Dataset records
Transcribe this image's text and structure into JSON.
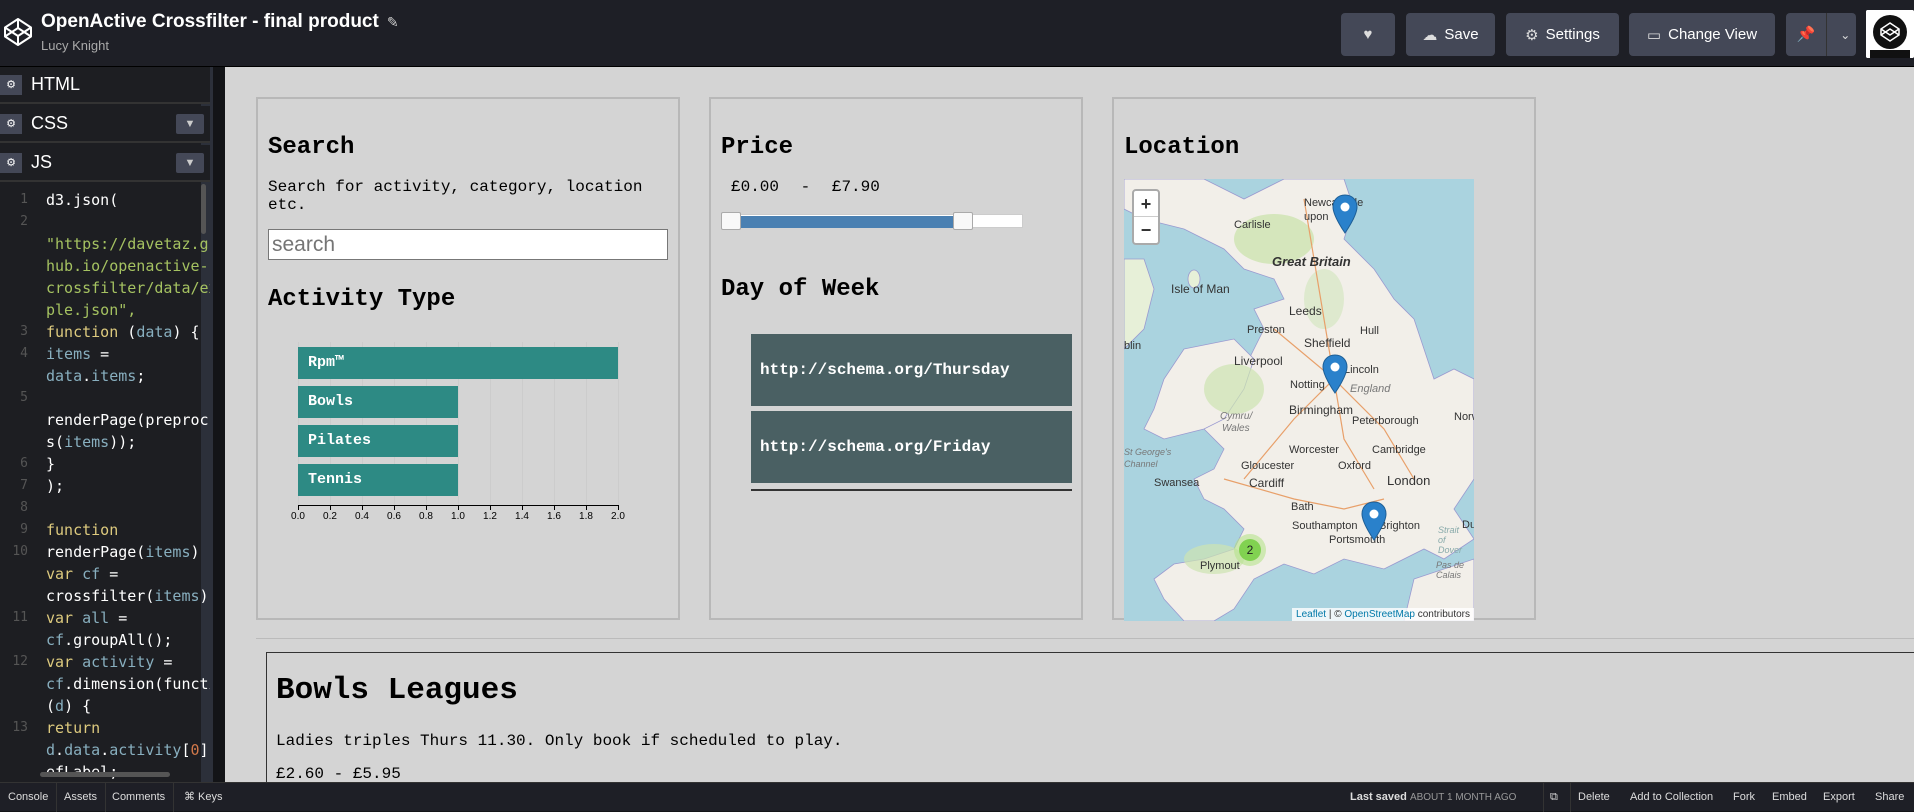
{
  "header": {
    "title": "OpenActive Crossfilter - final product",
    "author": "Lucy Knight",
    "buttons": {
      "save": "Save",
      "settings": "Settings",
      "change_view": "Change View"
    }
  },
  "editor": {
    "panels": [
      "HTML",
      "CSS",
      "JS"
    ],
    "code_lines": [
      {
        "n": "1",
        "text": "d3.json("
      },
      {
        "n": "2",
        "text": ""
      },
      {
        "n": "",
        "text": " \"https://davetaz.g"
      },
      {
        "n": "",
        "text": "hub.io/openactive-"
      },
      {
        "n": "",
        "text": "crossfilter/data/ex"
      },
      {
        "n": "",
        "text": "ple.json\","
      },
      {
        "n": "3",
        "text": "  function (data) {"
      },
      {
        "n": "4",
        "text": "    items ="
      },
      {
        "n": "",
        "text": "data.items;"
      },
      {
        "n": "5",
        "text": ""
      },
      {
        "n": "",
        "text": " renderPage(preproc"
      },
      {
        "n": "",
        "text": "s(items));"
      },
      {
        "n": "6",
        "text": "  }"
      },
      {
        "n": "7",
        "text": ");"
      },
      {
        "n": "8",
        "text": ""
      },
      {
        "n": "9",
        "text": "function"
      },
      {
        "n": "10",
        "text": "renderPage(items) {"
      },
      {
        "n": "",
        "text": "  var cf ="
      },
      {
        "n": "",
        "text": "crossfilter(items);"
      },
      {
        "n": "11",
        "text": "  var all ="
      },
      {
        "n": "",
        "text": "cf.groupAll();"
      },
      {
        "n": "12",
        "text": "  var activity ="
      },
      {
        "n": "",
        "text": "cf.dimension(functi"
      },
      {
        "n": "",
        "text": "(d) {"
      },
      {
        "n": "13",
        "text": "    return"
      },
      {
        "n": "",
        "text": "d.data.activity[0]"
      },
      {
        "n": "",
        "text": "efLabel;"
      }
    ]
  },
  "search": {
    "heading": "Search",
    "description": "Search for activity, category, location etc.",
    "placeholder": "search"
  },
  "activity": {
    "heading": "Activity Type"
  },
  "chart_data": {
    "type": "bar",
    "orientation": "horizontal",
    "categories": [
      "Rpm™",
      "Bowls",
      "Pilates",
      "Tennis"
    ],
    "values": [
      2.0,
      1.0,
      1.0,
      1.0
    ],
    "xlim": [
      0,
      2.0
    ],
    "ticks": [
      "0.0",
      "0.2",
      "0.4",
      "0.6",
      "0.8",
      "1.0",
      "1.2",
      "1.4",
      "1.6",
      "1.8",
      "2.0"
    ],
    "bar_color": "#2d8a84"
  },
  "price": {
    "heading": "Price",
    "min_label": "£0.00",
    "separator": "-",
    "max_label": "£7.90",
    "range_fraction": [
      0.0,
      0.8
    ]
  },
  "day_of_week": {
    "heading": "Day of Week",
    "days": [
      "http://schema.org/Thursday",
      "http://schema.org/Friday"
    ]
  },
  "location": {
    "heading": "Location",
    "zoom_in": "+",
    "zoom_out": "−",
    "cluster_count": "2",
    "labels": {
      "newcastle_1": "Newca",
      "newcastle_2": "tle",
      "newcastle_3": "upon",
      "newcastle_4": "ne",
      "carlisle": "Carlisle",
      "great_britain": "Great Britain",
      "isle_of_man": "Isle of Man",
      "leeds": "Leeds",
      "preston": "Preston",
      "hull": "Hull",
      "sheffield": "Sheffield",
      "liverpool": "Liverpool",
      "blin": "blin",
      "lincoln": "Lincoln",
      "nottingham": "Notting",
      "england": "England",
      "birmingham": "Birmingham",
      "norw": "Norw",
      "peterborough": "Peterborough",
      "cymru_1": "Cymru",
      "cymru_2": "Wales",
      "worcester": "Worcester",
      "cambridge": "Cambridge",
      "st_georges_1": "St George's",
      "st_georges_2": "Channel",
      "gloucester": "Gloucester",
      "oxford": "Oxford",
      "london": "London",
      "swansea": "Swansea",
      "cardiff": "Cardiff",
      "bath": "Bath",
      "southampton": "Southampton",
      "brighton": "Brighton",
      "portsmouth": "Portsmouth",
      "plymouth": "Plymout",
      "strait_1": "Strait",
      "strait_2": "of",
      "strait_3": "Dover",
      "pas_1": "Pas",
      "pas_2": "de",
      "pas_3": "Calais",
      "du": "Du"
    },
    "attribution": {
      "leaflet": "Leaflet",
      "sep": " | © ",
      "osm": "OpenStreetMap",
      "contrib": " contributors"
    }
  },
  "result": {
    "title": "Bowls Leagues",
    "description": "Ladies triples Thurs 11.30. Only book if scheduled to play.",
    "price": "£2.60 - £5.95"
  },
  "footer": {
    "left": [
      "Console",
      "Assets",
      "Comments",
      "⌘ Keys"
    ],
    "last_saved_label": "Last saved",
    "last_saved_value": "ABOUT 1 MONTH AGO",
    "right": [
      "Delete",
      "Add to Collection",
      "Fork",
      "Embed",
      "Export",
      "Share"
    ]
  },
  "colors": {
    "header_bg": "#1e1f26",
    "button_bg": "#444857",
    "preview_bg": "#d4d4d4",
    "bar": "#2d8a84",
    "day_block": "#4a6063",
    "slider_fill": "#4a80b2",
    "marker": "#2a81cb",
    "cluster": "#6ecc39"
  }
}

# [Request]
What is the number of lines in the data that hold the word "heading"? Reply with that number and nothing else.

# [Full response]
5